> _STATED EXERCISE_:
Find each line containing the word "screenshot" and report how many there are. Add nothing else.

> _EXERCISE INPUTS_:
[START]

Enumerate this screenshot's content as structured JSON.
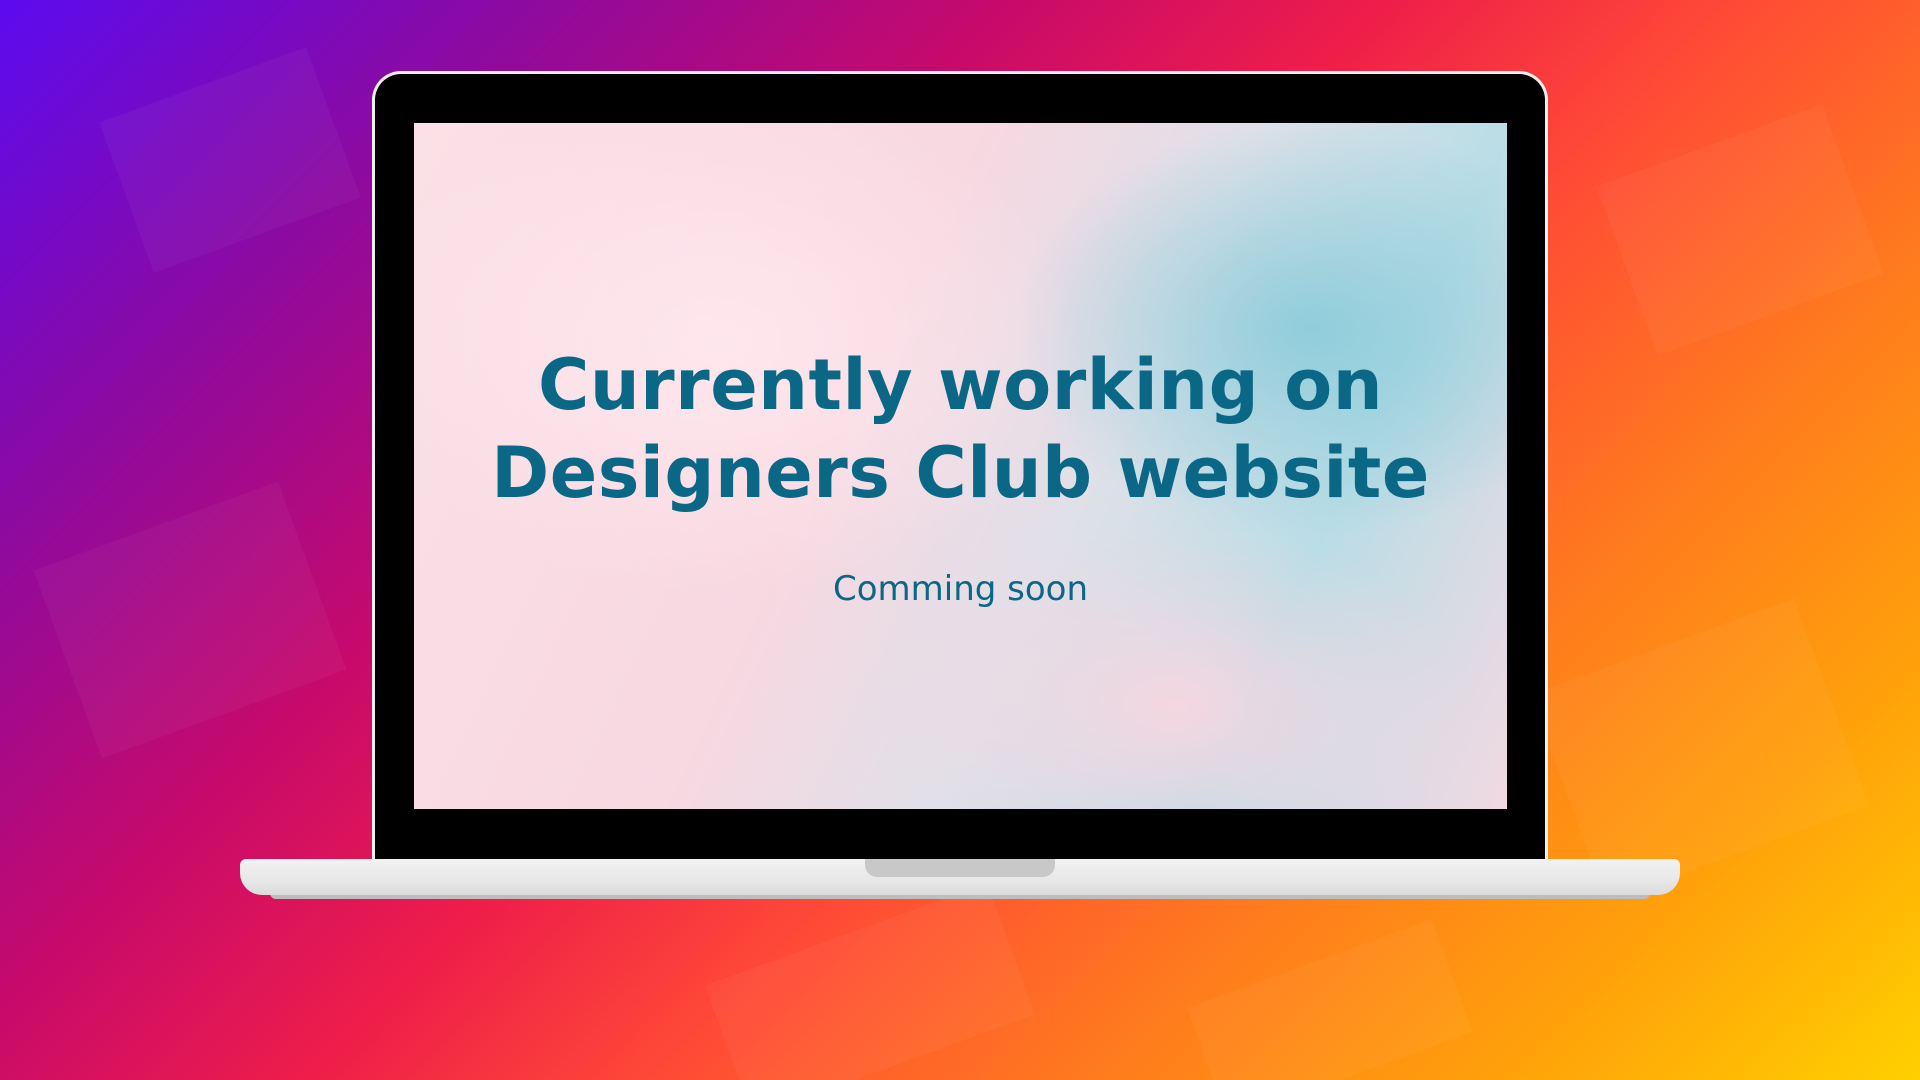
{
  "screen": {
    "headline_line1": "Currently working on",
    "headline_line2": "Designers Club website",
    "subtitle": "Comming soon"
  },
  "colors": {
    "text": "#0a6785",
    "background_gradient_start": "#5b0bf0",
    "background_gradient_end": "#ffd000",
    "laptop_bezel": "#000000",
    "laptop_base": "#ebebeb"
  }
}
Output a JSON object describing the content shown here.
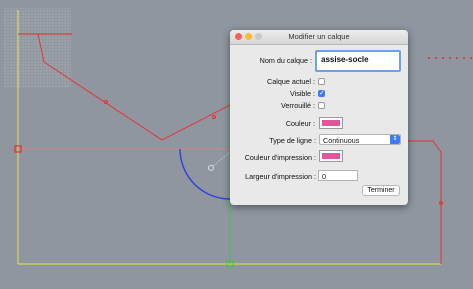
{
  "dialog": {
    "title": "Modifier un calque",
    "name_label": "Nom du calque :",
    "name_value": "assise-socle",
    "current_label": "Calque actuel :",
    "visible_label": "Visible :",
    "visible_checked": true,
    "locked_label": "Verrouillé :",
    "color_label": "Couleur :",
    "color_value": "#e0569b",
    "linetype_label": "Type de ligne :",
    "linetype_value": "Continuous",
    "printcolor_label": "Couleur d'impression :",
    "printcolor_value": "#e0569b",
    "printwidth_label": "Largeur d'impression :",
    "printwidth_value": "0",
    "done_button": "Terminer"
  },
  "canvas": {
    "background": "#8f969f",
    "accent_red": "#ef2a2a",
    "accent_yellow": "#e6e64a",
    "accent_green": "#2fd12f",
    "accent_blue": "#2f3fd9"
  }
}
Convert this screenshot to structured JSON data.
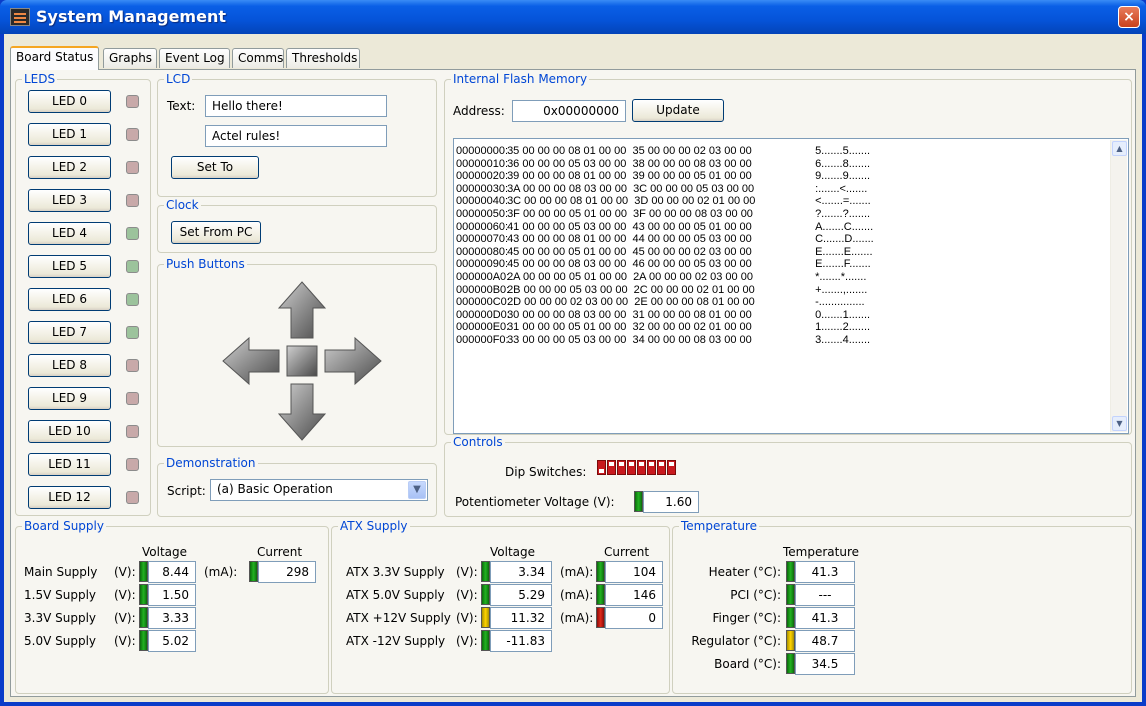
{
  "window": {
    "title": "System Management",
    "close_glyph": "×",
    "icon": "app-icon"
  },
  "tabs": [
    {
      "label": "Board Status",
      "active": true
    },
    {
      "label": "Graphs"
    },
    {
      "label": "Event Log"
    },
    {
      "label": "Comms"
    },
    {
      "label": "Thresholds"
    }
  ],
  "leds": {
    "title": "LEDS",
    "items": [
      {
        "label": "LED 0",
        "state": "off"
      },
      {
        "label": "LED 1",
        "state": "off"
      },
      {
        "label": "LED 2",
        "state": "off"
      },
      {
        "label": "LED 3",
        "state": "off"
      },
      {
        "label": "LED 4",
        "state": "on"
      },
      {
        "label": "LED 5",
        "state": "on"
      },
      {
        "label": "LED 6",
        "state": "on"
      },
      {
        "label": "LED 7",
        "state": "on"
      },
      {
        "label": "LED 8",
        "state": "off"
      },
      {
        "label": "LED 9",
        "state": "off"
      },
      {
        "label": "LED 10",
        "state": "off"
      },
      {
        "label": "LED 11",
        "state": "off"
      },
      {
        "label": "LED 12",
        "state": "off"
      }
    ],
    "colors": {
      "on": "#9cc39c",
      "off": "#c8a9a9"
    }
  },
  "lcd": {
    "title": "LCD",
    "text_label": "Text:",
    "line1": "Hello there!",
    "line2": "Actel rules!",
    "set_button": "Set To"
  },
  "clock": {
    "title": "Clock",
    "button": "Set From PC"
  },
  "push_buttons": {
    "title": "Push Buttons",
    "icons": [
      "arrow-up-icon",
      "arrow-left-icon",
      "center-square-icon",
      "arrow-right-icon",
      "arrow-down-icon"
    ]
  },
  "demonstration": {
    "title": "Demonstration",
    "script_label": "Script:",
    "script_value": "(a) Basic Operation"
  },
  "flash": {
    "title": "Internal Flash Memory",
    "address_label": "Address:",
    "address_value": "0x00000000",
    "update_button": "Update",
    "lines": [
      {
        "addr": "00000000:",
        "bytes": "35 00 00 00 08 01 00 00  35 00 00 00 02 03 00 00",
        "ascii": "5.......5......."
      },
      {
        "addr": "00000010:",
        "bytes": "36 00 00 00 05 03 00 00  38 00 00 00 08 03 00 00",
        "ascii": "6.......8......."
      },
      {
        "addr": "00000020:",
        "bytes": "39 00 00 00 08 01 00 00  39 00 00 00 05 01 00 00",
        "ascii": "9.......9......."
      },
      {
        "addr": "00000030:",
        "bytes": "3A 00 00 00 08 03 00 00  3C 00 00 00 05 03 00 00",
        "ascii": ":.......<......."
      },
      {
        "addr": "00000040:",
        "bytes": "3C 00 00 00 08 01 00 00  3D 00 00 00 02 01 00 00",
        "ascii": "<.......=......."
      },
      {
        "addr": "00000050:",
        "bytes": "3F 00 00 00 05 01 00 00  3F 00 00 00 08 03 00 00",
        "ascii": "?.......?......."
      },
      {
        "addr": "00000060:",
        "bytes": "41 00 00 00 05 03 00 00  43 00 00 00 05 01 00 00",
        "ascii": "A.......C......."
      },
      {
        "addr": "00000070:",
        "bytes": "43 00 00 00 08 01 00 00  44 00 00 00 05 03 00 00",
        "ascii": "C.......D......."
      },
      {
        "addr": "00000080:",
        "bytes": "45 00 00 00 05 01 00 00  45 00 00 00 02 03 00 00",
        "ascii": "E.......E......."
      },
      {
        "addr": "00000090:",
        "bytes": "45 00 00 00 08 03 00 00  46 00 00 00 05 03 00 00",
        "ascii": "E.......F......."
      },
      {
        "addr": "000000A0:",
        "bytes": "2A 00 00 00 05 01 00 00  2A 00 00 00 02 03 00 00",
        "ascii": "*.......*......."
      },
      {
        "addr": "000000B0:",
        "bytes": "2B 00 00 00 05 03 00 00  2C 00 00 00 02 01 00 00",
        "ascii": "+.......,......."
      },
      {
        "addr": "000000C0:",
        "bytes": "2D 00 00 00 02 03 00 00  2E 00 00 00 08 01 00 00",
        "ascii": "-..............."
      },
      {
        "addr": "000000D0:",
        "bytes": "30 00 00 00 08 03 00 00  31 00 00 00 08 01 00 00",
        "ascii": "0.......1......."
      },
      {
        "addr": "000000E0:",
        "bytes": "31 00 00 00 05 01 00 00  32 00 00 00 02 01 00 00",
        "ascii": "1.......2......."
      },
      {
        "addr": "000000F0:",
        "bytes": "33 00 00 00 05 03 00 00  34 00 00 00 08 03 00 00",
        "ascii": "3.......4......."
      }
    ],
    "scroll_up": "▲",
    "scroll_down": "▼"
  },
  "controls": {
    "title": "Controls",
    "dip_label": "Dip Switches:",
    "dip_switches": [
      "down",
      "up",
      "up",
      "up",
      "up",
      "up",
      "up",
      "up"
    ],
    "pot_label": "Potentiometer Voltage (V):",
    "pot_value": "1.60",
    "pot_status": "green"
  },
  "board_supply": {
    "title": "Board Supply",
    "voltage_header": "Voltage",
    "current_header": "Current",
    "rows": [
      {
        "label": "Main Supply",
        "unit": "(V):",
        "value": "8.44"
      },
      {
        "label": "1.5V Supply",
        "unit": "(V):",
        "value": "1.50"
      },
      {
        "label": "3.3V Supply",
        "unit": "(V):",
        "value": "3.33"
      },
      {
        "label": "5.0V Supply",
        "unit": "(V):",
        "value": "5.02"
      }
    ],
    "current_unit": "(mA):",
    "current_value": "298",
    "current_status": "green"
  },
  "atx_supply": {
    "title": "ATX Supply",
    "voltage_header": "Voltage",
    "current_header": "Current",
    "rows": [
      {
        "label": "ATX 3.3V Supply",
        "unit": "(V):",
        "value": "3.34",
        "v_status": "green",
        "c_unit": "(mA):",
        "current": "104",
        "c_status": "green"
      },
      {
        "label": "ATX 5.0V Supply",
        "unit": "(V):",
        "value": "5.29",
        "v_status": "green",
        "c_unit": "(mA):",
        "current": "146",
        "c_status": "green"
      },
      {
        "label": "ATX +12V Supply",
        "unit": "(V):",
        "value": "11.32",
        "v_status": "yellow",
        "c_unit": "(mA):",
        "current": "0",
        "c_status": "red"
      },
      {
        "label": "ATX -12V Supply",
        "unit": "(V):",
        "value": "-11.83",
        "v_status": "green"
      }
    ]
  },
  "temperature": {
    "title": "Temperature",
    "header": "Temperature",
    "rows": [
      {
        "label": "Heater (°C):",
        "value": "41.3",
        "status": "green"
      },
      {
        "label": "PCI (°C):",
        "value": "---",
        "status": "green"
      },
      {
        "label": "Finger (°C):",
        "value": "41.3",
        "status": "green"
      },
      {
        "label": "Regulator (°C):",
        "value": "48.7",
        "status": "yellow"
      },
      {
        "label": "Board (°C):",
        "value": "34.5",
        "status": "green"
      }
    ]
  }
}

[END]

> _TASK SOLUTION_:
2